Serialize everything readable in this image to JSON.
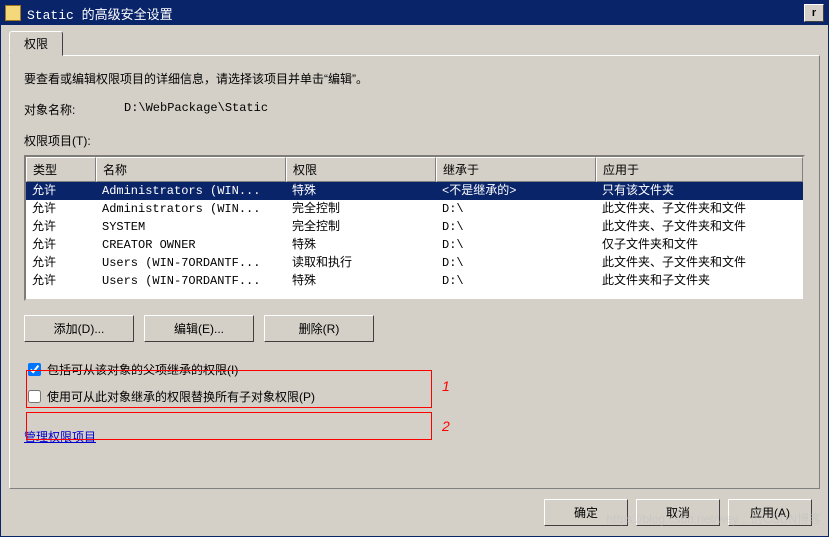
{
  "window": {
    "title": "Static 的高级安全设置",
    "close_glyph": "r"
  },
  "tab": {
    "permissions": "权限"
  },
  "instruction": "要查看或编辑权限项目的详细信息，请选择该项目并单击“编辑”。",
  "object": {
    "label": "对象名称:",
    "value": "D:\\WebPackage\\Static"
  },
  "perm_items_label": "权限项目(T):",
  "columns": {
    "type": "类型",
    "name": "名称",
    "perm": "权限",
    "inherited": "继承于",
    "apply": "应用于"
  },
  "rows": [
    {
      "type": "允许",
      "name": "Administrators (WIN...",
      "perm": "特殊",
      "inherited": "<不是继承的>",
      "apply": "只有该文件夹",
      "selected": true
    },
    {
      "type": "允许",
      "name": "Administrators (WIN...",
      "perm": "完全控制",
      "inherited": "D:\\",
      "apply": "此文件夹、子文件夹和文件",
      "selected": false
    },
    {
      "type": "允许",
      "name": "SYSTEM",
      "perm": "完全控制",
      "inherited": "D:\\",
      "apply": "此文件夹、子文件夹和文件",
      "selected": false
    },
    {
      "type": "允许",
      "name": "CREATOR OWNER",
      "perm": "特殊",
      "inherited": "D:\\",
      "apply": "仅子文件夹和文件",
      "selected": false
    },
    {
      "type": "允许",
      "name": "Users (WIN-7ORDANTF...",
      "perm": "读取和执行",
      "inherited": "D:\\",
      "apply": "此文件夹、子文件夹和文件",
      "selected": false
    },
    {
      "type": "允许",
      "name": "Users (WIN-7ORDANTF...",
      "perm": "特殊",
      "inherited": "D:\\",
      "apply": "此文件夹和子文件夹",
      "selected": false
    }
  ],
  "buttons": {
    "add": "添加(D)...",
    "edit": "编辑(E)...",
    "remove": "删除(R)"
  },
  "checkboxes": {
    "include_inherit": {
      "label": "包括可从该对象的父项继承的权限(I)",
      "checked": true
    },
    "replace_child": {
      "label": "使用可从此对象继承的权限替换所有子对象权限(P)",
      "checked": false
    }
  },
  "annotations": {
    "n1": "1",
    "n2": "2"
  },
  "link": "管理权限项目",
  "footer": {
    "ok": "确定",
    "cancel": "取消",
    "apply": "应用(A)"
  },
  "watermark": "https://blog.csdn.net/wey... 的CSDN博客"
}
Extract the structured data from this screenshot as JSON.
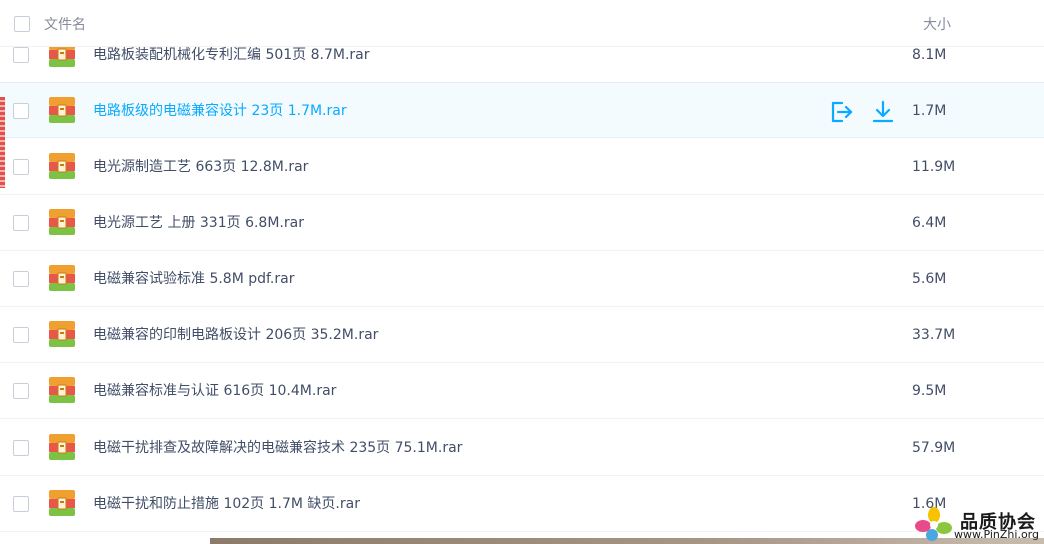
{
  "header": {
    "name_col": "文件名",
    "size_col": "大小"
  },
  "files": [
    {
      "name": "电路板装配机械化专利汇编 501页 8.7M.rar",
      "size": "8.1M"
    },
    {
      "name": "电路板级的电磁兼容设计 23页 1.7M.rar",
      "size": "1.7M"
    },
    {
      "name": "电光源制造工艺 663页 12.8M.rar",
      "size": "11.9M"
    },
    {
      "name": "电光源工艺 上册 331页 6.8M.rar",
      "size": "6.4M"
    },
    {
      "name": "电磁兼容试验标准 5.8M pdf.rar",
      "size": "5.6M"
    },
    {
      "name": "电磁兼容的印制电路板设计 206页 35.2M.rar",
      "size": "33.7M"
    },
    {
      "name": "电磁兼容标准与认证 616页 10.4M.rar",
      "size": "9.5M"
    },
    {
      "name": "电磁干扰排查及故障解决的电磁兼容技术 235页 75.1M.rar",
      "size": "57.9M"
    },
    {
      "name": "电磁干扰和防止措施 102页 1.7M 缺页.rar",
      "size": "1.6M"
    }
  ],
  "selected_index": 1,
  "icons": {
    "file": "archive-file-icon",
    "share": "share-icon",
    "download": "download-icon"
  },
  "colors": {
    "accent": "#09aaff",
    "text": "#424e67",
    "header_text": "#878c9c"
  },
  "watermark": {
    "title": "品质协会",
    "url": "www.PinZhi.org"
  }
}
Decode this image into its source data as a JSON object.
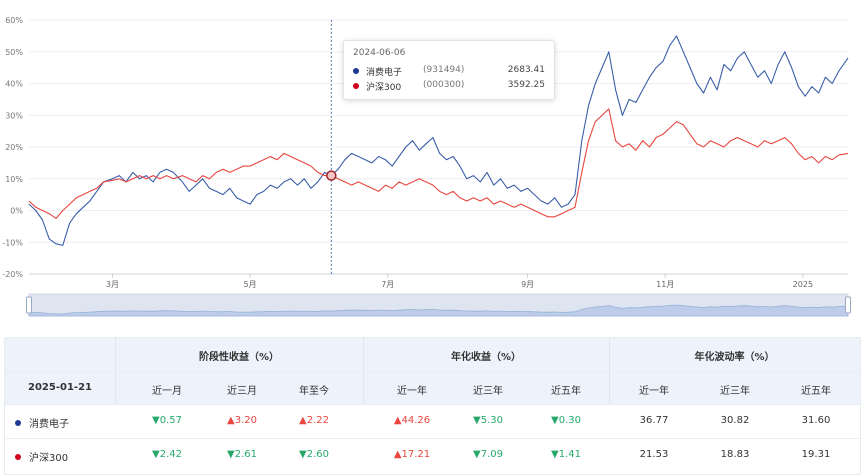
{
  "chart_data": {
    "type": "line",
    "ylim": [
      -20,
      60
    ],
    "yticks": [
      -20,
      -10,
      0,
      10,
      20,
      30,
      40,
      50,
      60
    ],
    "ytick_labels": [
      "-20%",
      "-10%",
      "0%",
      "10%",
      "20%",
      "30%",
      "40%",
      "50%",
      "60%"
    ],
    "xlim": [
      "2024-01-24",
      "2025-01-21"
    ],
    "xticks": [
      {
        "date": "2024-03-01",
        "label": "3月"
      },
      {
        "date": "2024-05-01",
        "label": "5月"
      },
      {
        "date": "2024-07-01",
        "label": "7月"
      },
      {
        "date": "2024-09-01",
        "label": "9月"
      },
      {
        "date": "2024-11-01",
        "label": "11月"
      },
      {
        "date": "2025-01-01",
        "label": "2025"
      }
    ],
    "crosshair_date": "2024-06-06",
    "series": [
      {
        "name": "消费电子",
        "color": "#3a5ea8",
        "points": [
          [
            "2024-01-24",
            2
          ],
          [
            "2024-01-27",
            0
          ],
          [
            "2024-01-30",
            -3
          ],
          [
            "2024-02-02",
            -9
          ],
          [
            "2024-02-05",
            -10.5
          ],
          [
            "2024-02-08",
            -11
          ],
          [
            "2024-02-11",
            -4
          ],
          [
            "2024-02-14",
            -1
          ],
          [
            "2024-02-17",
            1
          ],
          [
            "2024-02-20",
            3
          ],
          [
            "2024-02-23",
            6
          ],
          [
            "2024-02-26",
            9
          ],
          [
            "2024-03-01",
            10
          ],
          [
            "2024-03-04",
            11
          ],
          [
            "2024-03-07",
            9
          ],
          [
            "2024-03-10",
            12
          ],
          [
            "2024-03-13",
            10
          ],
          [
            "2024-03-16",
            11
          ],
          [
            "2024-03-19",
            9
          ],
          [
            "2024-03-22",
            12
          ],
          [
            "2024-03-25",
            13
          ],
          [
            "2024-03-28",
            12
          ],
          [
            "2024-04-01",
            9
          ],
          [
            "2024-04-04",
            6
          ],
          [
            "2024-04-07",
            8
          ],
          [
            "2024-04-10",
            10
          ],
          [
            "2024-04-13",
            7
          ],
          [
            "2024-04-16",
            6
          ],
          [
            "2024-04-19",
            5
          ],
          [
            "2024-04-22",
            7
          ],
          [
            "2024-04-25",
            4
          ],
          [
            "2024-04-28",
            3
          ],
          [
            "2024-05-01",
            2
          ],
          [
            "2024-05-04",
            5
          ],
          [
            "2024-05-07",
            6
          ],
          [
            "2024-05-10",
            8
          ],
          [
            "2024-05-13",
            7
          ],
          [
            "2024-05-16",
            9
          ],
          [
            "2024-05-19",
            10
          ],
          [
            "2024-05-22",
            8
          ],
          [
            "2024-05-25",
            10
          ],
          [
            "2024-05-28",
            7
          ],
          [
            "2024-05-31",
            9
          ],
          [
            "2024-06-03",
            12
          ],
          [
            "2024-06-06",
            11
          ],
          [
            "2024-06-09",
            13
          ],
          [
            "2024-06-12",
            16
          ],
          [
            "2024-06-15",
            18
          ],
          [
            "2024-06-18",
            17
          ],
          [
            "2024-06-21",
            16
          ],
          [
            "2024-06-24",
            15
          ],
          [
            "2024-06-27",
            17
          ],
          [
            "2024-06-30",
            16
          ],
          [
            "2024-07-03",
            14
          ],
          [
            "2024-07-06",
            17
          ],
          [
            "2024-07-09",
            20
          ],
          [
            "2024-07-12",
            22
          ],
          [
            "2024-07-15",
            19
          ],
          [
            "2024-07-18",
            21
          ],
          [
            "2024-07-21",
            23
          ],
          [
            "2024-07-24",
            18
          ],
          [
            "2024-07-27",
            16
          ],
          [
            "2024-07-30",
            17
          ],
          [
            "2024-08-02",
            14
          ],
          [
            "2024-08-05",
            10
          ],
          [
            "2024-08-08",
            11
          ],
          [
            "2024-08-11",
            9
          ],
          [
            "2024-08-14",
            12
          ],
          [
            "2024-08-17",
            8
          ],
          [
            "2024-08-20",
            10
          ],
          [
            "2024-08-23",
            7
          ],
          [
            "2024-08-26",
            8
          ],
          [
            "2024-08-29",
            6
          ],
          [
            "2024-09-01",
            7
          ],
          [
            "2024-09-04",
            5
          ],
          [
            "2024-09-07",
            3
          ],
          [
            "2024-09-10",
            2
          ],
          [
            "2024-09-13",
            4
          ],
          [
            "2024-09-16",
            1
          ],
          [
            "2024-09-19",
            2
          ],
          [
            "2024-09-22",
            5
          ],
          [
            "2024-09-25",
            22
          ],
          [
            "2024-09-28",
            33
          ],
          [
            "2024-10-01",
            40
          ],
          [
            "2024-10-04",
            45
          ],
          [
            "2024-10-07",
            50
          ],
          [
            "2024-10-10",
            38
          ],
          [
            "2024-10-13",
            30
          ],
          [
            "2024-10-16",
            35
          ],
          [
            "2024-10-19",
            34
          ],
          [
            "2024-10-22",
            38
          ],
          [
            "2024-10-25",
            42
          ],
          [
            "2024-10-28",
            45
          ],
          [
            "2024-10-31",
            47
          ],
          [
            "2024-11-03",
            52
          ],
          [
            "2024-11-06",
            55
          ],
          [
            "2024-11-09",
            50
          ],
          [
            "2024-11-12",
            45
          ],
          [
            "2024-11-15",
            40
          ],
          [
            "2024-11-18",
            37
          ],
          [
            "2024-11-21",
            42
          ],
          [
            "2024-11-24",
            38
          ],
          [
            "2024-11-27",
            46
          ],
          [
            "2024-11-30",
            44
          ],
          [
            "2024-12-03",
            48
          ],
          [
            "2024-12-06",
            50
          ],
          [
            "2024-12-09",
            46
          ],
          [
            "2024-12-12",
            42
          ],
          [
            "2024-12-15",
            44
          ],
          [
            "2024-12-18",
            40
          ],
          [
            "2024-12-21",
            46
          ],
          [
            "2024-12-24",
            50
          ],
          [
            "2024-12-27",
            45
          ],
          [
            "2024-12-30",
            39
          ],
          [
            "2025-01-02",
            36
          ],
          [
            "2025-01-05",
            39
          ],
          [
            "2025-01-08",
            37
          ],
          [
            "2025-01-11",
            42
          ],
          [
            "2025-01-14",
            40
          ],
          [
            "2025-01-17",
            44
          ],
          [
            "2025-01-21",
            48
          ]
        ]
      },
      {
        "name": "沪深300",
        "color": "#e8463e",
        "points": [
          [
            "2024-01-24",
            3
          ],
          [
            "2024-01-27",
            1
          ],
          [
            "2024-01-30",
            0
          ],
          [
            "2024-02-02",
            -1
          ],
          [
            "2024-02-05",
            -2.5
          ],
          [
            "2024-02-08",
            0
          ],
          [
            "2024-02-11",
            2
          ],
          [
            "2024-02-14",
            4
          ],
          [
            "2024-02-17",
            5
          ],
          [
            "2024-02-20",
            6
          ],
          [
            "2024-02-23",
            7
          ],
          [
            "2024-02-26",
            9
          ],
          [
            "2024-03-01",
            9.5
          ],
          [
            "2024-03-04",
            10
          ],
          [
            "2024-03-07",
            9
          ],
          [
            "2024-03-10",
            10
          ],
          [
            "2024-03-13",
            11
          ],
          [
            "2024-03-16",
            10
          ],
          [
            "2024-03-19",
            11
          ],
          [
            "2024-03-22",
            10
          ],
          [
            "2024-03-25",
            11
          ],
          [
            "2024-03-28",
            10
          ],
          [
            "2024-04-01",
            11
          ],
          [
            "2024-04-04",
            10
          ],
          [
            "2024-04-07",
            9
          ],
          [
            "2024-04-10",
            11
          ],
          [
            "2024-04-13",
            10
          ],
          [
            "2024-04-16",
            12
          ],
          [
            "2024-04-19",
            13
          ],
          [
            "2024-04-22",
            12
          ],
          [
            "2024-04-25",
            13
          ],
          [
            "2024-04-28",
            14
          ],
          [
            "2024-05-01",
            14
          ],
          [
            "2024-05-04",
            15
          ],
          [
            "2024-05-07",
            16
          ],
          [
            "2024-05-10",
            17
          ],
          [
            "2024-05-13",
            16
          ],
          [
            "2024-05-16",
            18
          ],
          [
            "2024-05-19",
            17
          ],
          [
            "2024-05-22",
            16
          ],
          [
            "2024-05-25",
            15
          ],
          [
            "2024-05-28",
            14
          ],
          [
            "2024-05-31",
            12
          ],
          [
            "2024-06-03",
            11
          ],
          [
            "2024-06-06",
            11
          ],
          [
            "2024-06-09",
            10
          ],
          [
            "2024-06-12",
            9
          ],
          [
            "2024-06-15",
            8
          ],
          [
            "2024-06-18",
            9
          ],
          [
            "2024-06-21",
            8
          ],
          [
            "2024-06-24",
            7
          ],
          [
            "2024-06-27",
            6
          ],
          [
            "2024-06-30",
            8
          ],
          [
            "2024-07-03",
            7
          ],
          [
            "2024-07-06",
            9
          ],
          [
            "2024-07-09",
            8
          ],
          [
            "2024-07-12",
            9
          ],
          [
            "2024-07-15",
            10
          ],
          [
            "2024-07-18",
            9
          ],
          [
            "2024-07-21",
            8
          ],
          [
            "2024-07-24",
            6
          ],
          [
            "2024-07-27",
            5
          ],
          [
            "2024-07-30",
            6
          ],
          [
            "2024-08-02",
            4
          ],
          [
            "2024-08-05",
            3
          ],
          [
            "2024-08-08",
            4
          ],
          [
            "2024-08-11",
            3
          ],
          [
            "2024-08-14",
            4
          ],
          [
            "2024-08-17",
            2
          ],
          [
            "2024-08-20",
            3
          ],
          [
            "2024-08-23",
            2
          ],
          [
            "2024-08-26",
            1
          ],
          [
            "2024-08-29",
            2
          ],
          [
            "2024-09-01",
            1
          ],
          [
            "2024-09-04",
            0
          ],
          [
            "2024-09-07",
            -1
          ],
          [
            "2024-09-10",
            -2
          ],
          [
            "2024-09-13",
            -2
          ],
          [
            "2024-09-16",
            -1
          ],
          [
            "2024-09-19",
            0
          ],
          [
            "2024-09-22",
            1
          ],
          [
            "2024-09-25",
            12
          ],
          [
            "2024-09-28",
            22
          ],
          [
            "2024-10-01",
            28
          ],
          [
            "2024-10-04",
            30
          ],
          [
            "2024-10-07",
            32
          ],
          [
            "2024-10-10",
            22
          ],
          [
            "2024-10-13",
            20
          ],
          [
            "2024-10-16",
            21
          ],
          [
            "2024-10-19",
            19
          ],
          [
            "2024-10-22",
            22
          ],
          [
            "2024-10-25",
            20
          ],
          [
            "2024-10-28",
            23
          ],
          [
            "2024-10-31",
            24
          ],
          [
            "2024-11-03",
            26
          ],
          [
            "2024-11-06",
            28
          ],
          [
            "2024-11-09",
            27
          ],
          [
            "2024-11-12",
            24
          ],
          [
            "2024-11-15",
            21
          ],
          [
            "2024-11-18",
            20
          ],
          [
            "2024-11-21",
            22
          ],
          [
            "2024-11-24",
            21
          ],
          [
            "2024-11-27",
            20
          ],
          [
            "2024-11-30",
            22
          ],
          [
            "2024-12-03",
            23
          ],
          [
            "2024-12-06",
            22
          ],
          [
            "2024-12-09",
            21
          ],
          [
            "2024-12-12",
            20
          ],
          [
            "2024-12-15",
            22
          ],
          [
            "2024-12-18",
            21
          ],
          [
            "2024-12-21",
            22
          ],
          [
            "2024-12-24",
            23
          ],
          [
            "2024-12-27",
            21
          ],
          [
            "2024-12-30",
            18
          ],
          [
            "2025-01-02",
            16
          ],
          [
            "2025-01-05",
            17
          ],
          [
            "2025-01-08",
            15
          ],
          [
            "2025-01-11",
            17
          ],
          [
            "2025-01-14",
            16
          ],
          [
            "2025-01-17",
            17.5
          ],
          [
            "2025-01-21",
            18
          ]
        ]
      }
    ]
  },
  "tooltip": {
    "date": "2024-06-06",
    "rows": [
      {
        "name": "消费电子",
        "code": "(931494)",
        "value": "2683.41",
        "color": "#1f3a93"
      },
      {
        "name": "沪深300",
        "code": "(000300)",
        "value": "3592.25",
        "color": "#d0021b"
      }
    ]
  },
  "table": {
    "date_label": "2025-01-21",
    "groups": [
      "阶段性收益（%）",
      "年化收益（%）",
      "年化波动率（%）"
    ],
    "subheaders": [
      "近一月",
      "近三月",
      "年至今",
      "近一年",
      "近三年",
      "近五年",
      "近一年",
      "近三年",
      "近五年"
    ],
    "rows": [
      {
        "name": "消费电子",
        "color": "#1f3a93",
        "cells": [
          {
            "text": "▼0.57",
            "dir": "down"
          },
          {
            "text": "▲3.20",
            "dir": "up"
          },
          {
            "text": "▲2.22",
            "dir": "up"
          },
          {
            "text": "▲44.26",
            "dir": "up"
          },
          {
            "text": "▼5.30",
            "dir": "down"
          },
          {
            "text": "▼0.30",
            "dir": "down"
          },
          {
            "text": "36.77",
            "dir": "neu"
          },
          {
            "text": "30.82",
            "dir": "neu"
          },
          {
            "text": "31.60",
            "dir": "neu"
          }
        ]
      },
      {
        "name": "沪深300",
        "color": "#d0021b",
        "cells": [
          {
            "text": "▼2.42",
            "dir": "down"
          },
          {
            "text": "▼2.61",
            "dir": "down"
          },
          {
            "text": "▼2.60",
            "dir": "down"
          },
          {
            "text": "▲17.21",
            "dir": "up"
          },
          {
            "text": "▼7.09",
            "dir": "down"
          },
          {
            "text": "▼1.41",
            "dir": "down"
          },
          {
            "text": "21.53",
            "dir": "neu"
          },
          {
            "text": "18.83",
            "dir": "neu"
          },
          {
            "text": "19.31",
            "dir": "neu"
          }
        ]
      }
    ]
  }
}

• What to work on
Go through the listing above and work out how many lines contain the string "image". Reply with the number alone.

• Answer for the task
2